[Begin SOURCE DATA]

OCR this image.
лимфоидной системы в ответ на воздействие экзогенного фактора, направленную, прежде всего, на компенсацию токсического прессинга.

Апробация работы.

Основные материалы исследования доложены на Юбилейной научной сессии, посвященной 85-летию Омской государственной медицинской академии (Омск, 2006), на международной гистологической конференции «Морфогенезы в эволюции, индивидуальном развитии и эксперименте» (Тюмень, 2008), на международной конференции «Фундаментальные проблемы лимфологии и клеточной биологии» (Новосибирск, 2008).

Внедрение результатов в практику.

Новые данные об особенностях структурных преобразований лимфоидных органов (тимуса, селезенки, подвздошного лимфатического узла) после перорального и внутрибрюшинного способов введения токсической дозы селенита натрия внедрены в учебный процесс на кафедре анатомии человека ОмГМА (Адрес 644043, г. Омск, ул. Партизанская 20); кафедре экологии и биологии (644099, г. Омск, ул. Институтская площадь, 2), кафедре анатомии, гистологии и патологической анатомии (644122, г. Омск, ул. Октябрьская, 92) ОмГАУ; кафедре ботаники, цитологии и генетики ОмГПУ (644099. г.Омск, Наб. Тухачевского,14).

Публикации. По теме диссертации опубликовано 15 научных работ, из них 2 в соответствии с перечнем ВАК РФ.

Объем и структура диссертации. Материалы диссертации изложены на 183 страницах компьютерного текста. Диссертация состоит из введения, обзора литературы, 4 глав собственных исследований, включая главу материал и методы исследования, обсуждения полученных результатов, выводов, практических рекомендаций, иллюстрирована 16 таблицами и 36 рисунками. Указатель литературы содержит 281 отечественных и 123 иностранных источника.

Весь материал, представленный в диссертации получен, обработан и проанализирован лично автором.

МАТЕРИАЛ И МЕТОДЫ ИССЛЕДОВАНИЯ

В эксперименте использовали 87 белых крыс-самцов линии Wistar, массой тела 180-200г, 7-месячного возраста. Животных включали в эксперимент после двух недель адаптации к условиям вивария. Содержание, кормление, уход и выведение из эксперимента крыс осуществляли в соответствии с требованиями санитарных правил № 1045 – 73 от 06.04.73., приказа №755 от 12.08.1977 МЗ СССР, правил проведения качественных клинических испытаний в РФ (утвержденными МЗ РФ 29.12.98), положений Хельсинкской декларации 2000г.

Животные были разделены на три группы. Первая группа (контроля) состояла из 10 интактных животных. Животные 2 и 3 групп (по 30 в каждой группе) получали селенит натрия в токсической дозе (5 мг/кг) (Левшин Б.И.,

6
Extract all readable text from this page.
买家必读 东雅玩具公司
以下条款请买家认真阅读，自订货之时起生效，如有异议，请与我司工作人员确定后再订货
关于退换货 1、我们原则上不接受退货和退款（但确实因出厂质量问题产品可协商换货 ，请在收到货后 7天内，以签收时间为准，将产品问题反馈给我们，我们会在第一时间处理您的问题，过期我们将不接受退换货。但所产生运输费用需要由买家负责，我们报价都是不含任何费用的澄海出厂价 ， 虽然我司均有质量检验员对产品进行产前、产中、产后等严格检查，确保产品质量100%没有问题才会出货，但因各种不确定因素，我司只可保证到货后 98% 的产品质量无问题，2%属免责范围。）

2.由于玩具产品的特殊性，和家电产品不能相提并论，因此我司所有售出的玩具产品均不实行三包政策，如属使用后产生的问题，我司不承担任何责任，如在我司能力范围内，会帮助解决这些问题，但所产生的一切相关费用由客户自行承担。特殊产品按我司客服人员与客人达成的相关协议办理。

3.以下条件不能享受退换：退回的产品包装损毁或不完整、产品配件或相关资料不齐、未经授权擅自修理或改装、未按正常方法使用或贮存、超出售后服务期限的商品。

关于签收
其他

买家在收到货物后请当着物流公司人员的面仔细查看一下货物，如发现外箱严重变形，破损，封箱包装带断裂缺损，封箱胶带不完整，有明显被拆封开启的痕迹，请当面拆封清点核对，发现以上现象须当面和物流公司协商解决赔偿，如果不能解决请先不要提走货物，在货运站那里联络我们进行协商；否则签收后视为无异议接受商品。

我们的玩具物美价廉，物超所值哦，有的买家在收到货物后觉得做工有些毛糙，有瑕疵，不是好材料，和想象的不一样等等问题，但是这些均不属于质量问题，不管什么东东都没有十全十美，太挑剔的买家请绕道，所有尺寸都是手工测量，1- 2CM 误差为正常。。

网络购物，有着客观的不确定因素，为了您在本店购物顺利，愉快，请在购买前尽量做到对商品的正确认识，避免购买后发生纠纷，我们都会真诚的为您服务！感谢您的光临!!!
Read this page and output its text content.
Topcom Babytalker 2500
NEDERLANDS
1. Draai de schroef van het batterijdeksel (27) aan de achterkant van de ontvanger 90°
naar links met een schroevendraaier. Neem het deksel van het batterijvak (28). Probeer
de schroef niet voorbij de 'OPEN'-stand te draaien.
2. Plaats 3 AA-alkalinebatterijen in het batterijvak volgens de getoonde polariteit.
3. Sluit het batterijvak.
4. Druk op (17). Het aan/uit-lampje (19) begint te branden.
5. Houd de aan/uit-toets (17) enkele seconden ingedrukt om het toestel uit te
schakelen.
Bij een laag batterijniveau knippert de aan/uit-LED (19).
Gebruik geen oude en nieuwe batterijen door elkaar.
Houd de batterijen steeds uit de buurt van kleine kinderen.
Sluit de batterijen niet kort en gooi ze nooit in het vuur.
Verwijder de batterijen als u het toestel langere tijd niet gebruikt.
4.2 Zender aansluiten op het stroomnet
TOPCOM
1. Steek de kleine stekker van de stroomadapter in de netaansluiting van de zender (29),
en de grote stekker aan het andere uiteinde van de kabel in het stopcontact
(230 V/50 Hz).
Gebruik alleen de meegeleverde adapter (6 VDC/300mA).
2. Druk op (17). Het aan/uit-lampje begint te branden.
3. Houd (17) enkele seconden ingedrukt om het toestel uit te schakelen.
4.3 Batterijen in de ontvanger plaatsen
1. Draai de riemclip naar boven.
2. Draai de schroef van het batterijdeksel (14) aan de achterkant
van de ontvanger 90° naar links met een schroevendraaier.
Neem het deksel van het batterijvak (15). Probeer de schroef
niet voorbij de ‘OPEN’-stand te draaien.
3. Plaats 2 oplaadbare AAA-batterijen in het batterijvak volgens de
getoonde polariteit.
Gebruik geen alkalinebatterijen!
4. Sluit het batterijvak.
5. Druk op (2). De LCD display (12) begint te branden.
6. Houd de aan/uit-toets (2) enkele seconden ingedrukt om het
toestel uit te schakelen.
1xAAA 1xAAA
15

[End SOURCE DATA]

**TO BE DONE**
Answer with one number only: how many lines above contain the word "batterijdeksel".

**FINAL RESULT**
2